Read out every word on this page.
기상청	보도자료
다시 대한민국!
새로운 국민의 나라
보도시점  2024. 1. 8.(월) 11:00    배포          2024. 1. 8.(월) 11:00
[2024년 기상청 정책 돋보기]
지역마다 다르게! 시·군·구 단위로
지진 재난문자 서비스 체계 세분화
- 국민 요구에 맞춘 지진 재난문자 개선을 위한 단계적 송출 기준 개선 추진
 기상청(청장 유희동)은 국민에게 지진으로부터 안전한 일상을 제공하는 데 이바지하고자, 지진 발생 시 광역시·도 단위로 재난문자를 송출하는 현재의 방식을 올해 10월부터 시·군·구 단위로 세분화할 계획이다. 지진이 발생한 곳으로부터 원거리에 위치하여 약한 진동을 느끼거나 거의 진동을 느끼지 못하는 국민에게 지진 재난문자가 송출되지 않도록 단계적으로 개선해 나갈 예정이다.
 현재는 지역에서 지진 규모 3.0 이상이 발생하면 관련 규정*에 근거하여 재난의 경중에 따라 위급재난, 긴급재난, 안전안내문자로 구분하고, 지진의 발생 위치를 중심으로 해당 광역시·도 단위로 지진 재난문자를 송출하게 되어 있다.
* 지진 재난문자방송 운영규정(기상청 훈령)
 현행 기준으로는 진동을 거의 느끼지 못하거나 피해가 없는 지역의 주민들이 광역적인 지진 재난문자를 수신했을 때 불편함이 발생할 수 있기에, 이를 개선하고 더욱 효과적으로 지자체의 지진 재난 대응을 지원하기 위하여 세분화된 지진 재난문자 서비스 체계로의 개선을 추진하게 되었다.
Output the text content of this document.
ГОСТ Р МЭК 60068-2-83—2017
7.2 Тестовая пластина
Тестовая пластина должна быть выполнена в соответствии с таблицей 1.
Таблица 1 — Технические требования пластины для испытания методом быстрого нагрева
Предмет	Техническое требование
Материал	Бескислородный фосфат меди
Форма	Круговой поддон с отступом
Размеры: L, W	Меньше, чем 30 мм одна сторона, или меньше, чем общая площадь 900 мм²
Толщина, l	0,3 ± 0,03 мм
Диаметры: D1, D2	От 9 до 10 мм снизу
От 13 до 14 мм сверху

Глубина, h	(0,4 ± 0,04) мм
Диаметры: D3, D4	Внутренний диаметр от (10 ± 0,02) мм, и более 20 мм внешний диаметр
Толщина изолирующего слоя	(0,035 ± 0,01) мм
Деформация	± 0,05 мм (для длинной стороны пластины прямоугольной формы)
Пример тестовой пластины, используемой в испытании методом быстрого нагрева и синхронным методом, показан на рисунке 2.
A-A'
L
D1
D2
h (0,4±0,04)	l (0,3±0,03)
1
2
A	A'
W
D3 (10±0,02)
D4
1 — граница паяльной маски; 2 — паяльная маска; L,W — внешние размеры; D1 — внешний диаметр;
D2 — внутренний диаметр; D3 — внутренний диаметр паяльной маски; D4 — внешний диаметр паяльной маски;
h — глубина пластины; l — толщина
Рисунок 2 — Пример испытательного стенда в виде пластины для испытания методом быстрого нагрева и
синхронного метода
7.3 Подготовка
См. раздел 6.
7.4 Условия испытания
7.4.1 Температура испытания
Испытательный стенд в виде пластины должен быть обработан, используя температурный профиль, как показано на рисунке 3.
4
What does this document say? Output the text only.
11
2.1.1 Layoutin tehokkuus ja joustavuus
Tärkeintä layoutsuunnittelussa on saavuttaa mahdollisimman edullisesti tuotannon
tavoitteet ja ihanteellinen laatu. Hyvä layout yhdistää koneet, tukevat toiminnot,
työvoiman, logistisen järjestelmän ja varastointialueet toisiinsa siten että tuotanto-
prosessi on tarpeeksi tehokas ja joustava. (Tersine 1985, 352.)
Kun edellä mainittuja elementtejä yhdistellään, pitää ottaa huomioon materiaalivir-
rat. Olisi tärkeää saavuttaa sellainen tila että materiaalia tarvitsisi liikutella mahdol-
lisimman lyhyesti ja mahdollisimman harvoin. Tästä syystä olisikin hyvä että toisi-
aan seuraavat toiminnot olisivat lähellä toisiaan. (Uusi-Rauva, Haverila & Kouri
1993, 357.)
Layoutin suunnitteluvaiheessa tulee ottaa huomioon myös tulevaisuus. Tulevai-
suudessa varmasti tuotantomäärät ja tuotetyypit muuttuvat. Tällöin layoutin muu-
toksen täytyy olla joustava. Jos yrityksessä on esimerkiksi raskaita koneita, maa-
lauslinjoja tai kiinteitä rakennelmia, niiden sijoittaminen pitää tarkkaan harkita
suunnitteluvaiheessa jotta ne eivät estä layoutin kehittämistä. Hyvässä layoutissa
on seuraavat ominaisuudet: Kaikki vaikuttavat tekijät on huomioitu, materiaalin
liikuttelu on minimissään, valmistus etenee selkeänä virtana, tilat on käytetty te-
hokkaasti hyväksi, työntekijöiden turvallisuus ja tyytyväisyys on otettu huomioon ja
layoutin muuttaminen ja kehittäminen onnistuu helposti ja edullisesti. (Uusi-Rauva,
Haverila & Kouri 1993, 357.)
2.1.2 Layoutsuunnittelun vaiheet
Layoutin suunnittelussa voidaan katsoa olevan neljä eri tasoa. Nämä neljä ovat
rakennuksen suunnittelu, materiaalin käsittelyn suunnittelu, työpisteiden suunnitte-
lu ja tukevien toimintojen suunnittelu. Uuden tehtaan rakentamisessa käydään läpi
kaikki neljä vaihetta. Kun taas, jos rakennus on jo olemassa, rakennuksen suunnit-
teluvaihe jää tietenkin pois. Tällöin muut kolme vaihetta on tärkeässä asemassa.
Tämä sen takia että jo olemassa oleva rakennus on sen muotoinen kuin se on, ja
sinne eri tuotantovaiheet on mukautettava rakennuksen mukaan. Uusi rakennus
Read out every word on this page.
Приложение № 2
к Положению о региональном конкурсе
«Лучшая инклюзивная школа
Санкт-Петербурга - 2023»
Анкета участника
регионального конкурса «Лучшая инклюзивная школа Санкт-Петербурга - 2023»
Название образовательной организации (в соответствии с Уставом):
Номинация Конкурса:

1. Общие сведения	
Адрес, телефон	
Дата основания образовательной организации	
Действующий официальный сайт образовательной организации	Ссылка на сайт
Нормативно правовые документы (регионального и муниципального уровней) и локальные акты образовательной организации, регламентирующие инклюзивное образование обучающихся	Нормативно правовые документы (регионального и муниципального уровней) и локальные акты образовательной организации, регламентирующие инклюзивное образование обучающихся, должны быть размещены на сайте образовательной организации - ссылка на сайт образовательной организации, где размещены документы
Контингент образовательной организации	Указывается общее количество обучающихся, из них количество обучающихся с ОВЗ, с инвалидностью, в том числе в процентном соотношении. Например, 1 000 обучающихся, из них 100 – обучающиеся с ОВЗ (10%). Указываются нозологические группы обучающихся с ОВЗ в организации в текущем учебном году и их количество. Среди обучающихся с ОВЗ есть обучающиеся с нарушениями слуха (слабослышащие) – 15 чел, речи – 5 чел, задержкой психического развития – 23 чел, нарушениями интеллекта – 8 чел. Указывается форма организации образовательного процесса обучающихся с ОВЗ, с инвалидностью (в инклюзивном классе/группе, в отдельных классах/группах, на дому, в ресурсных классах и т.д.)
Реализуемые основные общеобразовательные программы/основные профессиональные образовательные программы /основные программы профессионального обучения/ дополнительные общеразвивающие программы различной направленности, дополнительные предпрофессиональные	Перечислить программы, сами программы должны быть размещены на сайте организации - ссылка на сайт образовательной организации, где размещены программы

====

Look through the listing above. Pick out each line with "виде" and copy it.

Рисунок 2 — Пример испытательного стенда в виде пластины для испытания методом быстрого нагрева и
Испытательный стенд в виде пластины должен быть обработан, используя температурный профиль, как показано на рисунке 3.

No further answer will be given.